* start Passage given *
The debate around these issues is intense. Controversial writer (and cofounder of Vice) Gavin McInnes’ article “Transphobia Is Perfectly Natural”, for example, has elicited over 5,000 comments.

As empirically oriented philosophers with research interests in what motivates individuals’ reasoning, we suspect that the debate is not motivated by a desire to get to the fact of the matter about gender. After all, when individuals disagree on other facts, such as (say) whether Napoleon won at Waterloo, we cannot predict people’s beliefs based on their political affiliation. Our view is that the intensity of this discussion is best explained by what psychologists call identity protective cognition.

Identity protective cognition is the tendency to selectively accept and dismiss information to support one’s identity.

This theory, developed by Dan M Kahan of Yale Law School, argues that beliefs about how society “ought to be” are central to one’s group identity. People discount information if it suggests their group’s picture of the ideal society is lacking.

For conservatives, the ideal society tends to be hierarchical. They want – perhaps subconsciously – resource distribution to depend on factors such as social class, race and sex. Status flows to men who work at well-paying jobs and women who stay at home and tend to the family.
* end Passage given *
Aim —
Reproduce the passage on identity protective cognition verbatim, everything from "Identity protective cognition is" down to "to the family.".
* start Listed entries *
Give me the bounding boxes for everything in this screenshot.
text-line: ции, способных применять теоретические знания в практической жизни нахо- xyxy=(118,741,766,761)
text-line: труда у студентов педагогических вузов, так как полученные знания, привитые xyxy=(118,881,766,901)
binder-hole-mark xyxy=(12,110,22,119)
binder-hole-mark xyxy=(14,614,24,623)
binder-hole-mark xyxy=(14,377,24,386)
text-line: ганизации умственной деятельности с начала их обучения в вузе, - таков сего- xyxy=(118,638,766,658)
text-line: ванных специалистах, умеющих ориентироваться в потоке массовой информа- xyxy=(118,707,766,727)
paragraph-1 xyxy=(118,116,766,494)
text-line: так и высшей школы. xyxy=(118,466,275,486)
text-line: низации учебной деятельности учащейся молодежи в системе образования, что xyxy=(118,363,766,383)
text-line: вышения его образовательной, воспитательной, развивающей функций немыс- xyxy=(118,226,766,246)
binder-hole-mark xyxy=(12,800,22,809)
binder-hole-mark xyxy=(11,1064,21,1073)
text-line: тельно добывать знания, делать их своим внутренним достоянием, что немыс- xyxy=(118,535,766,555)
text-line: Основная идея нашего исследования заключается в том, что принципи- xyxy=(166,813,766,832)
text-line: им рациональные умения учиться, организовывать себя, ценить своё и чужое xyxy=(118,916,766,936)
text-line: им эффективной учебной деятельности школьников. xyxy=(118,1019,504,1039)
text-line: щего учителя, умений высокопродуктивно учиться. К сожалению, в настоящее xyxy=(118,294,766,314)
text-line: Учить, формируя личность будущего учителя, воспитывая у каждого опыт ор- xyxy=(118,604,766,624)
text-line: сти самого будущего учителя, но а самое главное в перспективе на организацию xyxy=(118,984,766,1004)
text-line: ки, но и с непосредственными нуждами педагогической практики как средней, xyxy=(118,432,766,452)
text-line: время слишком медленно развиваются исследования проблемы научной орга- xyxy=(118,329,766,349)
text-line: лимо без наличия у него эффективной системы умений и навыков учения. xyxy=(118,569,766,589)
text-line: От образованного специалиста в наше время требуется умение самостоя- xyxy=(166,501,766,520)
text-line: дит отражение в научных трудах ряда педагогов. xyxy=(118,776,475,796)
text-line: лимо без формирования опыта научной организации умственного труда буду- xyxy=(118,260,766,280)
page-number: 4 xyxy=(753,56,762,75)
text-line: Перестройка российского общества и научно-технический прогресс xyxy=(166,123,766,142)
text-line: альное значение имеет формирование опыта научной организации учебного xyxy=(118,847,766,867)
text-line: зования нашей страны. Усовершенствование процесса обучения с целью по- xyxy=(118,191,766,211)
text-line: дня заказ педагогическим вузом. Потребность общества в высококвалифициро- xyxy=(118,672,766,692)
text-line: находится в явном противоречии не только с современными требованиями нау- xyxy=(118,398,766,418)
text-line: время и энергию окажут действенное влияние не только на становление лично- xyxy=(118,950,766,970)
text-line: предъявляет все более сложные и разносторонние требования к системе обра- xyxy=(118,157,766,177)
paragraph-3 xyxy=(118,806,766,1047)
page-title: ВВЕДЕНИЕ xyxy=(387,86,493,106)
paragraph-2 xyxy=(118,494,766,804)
* end Listed entries *
Exercise result —
Identity protective cognition is the tendency to selectively accept and dismiss information to support one’s identity.

This theory, developed by Dan M Kahan of Yale Law School, argues that beliefs about how society “ought to be” are central to one’s group identity. People discount information if it suggests their group’s picture of the ideal society is lacking.

For conservatives, the ideal society tends to be hierarchical. They want – perhaps subconsciously – resource distribution to depend on factors such as social class, race and sex. Status flows to men who work at well-paying jobs and women who stay at home and tend to the family.